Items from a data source

Start

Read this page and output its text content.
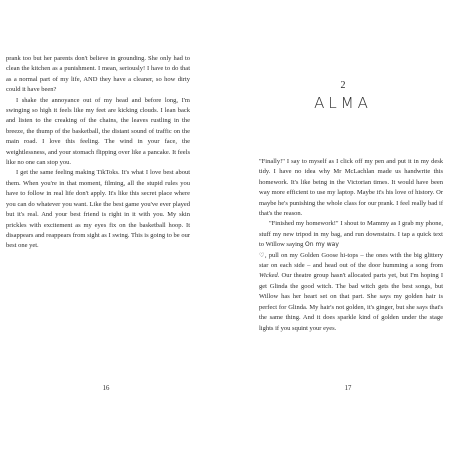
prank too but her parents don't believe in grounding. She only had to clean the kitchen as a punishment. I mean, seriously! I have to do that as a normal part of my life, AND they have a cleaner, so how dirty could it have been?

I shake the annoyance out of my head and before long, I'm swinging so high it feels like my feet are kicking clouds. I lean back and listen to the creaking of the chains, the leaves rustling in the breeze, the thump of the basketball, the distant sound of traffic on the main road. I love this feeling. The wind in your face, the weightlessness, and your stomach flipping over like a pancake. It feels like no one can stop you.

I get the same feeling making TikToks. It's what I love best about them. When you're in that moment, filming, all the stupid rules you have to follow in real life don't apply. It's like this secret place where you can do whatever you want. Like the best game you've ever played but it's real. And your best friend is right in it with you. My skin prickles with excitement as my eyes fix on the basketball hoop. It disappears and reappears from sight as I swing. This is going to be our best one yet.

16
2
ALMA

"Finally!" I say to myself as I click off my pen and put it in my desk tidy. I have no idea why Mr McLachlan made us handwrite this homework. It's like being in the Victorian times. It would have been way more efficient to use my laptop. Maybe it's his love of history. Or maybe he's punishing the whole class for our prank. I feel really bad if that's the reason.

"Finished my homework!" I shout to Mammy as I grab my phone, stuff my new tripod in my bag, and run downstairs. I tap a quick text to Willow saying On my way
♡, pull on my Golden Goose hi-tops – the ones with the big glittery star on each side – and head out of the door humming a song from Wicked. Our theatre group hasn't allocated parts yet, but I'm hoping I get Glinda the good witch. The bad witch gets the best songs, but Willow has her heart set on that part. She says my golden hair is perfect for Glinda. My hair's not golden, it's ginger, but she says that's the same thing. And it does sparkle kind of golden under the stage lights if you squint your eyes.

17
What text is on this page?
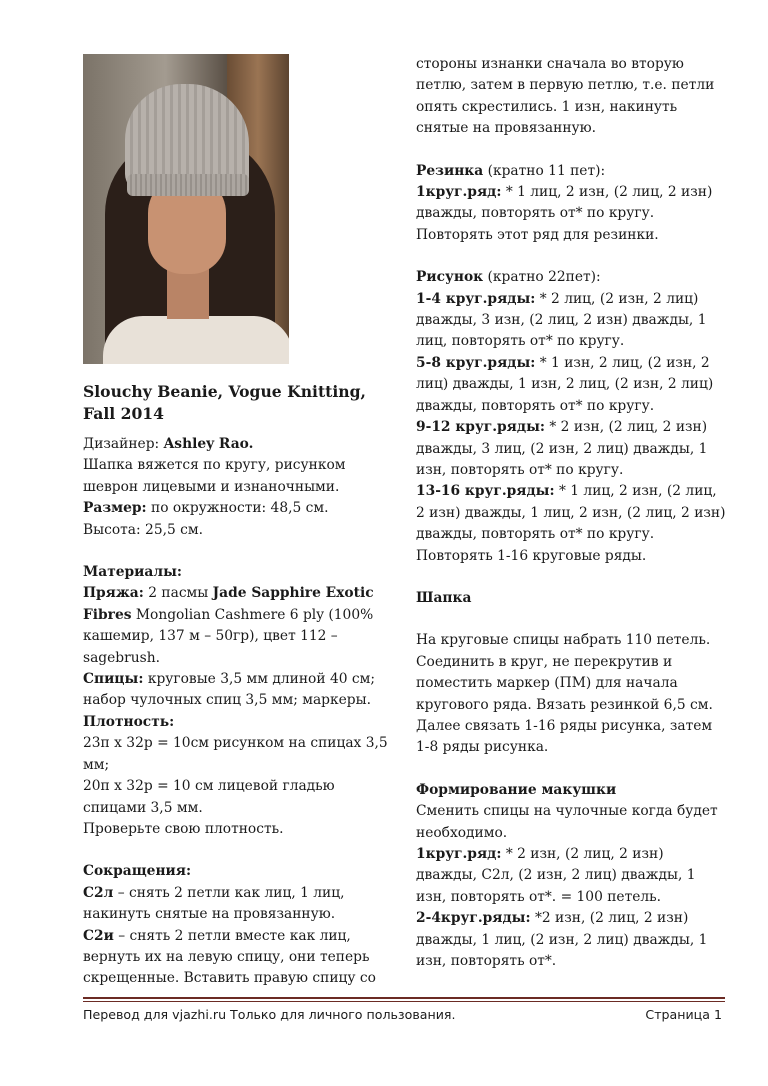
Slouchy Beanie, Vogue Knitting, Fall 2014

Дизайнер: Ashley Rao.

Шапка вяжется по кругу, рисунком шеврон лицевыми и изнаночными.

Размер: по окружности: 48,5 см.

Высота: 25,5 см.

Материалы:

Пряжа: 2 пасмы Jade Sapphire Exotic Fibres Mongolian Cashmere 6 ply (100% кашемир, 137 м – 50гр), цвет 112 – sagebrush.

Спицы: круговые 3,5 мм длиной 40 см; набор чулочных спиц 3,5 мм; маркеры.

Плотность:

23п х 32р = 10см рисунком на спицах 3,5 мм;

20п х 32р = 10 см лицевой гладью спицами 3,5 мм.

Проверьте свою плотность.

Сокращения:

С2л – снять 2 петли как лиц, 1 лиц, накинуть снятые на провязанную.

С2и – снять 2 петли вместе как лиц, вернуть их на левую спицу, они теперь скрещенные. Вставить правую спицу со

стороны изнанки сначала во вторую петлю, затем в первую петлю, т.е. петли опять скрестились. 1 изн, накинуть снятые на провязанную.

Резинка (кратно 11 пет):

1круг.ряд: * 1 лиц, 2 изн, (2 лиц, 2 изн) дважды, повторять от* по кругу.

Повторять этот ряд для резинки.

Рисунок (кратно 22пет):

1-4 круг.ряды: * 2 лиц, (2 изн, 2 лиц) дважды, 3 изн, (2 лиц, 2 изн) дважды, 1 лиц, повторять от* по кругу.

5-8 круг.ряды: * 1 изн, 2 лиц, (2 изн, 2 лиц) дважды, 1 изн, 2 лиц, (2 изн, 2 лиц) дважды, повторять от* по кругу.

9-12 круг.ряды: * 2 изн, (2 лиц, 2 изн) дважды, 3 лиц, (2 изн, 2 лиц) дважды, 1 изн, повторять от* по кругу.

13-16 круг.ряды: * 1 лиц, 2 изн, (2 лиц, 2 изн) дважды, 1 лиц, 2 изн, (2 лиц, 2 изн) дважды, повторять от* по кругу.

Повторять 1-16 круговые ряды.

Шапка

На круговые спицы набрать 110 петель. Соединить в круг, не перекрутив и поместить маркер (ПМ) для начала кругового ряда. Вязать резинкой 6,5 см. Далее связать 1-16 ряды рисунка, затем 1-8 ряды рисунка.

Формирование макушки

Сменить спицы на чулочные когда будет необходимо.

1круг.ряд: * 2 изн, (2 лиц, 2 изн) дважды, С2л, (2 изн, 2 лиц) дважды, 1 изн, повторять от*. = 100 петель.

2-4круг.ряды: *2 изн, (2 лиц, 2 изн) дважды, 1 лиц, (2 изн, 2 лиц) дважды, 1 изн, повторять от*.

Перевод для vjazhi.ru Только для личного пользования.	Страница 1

End

OBJECTIVE
From the entries, copy out each line containing the word "петель".

COMPLETED EXERCISE
На круговые спицы набрать 110 петель. Соединить в круг, не перекрутив и поместить маркер (ПМ) для начала кругового ряда. Вязать резинкой 6,5 см. Далее связать 1-16 ряды рисунка, затем 1-8 ряды рисунка.
1круг.ряд: * 2 изн, (2 лиц, 2 изн) дважды, С2л, (2 изн, 2 лиц) дважды, 1 изн, повторять от*. = 100 петель.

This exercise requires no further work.